What is needed
Track down each line that has the word "административных" and copy it.

Data lines
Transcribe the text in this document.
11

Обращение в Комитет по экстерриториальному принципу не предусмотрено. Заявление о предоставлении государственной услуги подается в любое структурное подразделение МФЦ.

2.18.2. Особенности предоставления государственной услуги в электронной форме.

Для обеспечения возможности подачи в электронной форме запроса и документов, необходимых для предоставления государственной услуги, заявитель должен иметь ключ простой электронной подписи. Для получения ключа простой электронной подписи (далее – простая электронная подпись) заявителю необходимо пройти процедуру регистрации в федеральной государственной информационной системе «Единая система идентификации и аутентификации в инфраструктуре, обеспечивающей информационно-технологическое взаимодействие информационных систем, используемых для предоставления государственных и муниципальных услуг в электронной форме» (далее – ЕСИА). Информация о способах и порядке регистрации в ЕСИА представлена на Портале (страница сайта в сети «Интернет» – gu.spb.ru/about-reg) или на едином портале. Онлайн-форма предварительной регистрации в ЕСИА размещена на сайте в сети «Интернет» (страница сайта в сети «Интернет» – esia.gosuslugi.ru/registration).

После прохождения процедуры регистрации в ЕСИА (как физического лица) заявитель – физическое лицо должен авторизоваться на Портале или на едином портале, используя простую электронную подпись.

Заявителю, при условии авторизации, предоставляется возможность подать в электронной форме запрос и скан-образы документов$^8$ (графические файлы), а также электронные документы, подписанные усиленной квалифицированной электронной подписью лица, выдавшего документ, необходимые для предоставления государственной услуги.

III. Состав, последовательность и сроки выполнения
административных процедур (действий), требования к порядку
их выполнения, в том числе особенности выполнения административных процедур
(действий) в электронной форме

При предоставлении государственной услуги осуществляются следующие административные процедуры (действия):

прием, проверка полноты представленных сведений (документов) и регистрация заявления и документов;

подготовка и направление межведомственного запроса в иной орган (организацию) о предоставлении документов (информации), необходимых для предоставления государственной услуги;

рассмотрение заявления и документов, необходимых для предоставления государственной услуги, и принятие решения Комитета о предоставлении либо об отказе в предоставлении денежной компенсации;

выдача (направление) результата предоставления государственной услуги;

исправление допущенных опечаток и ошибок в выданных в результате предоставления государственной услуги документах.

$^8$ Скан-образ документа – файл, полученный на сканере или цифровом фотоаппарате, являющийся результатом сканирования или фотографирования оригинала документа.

Answer to this exercise
административных процедур (действий), требования к порядку
их выполнения, в том числе особенности выполнения административных процедур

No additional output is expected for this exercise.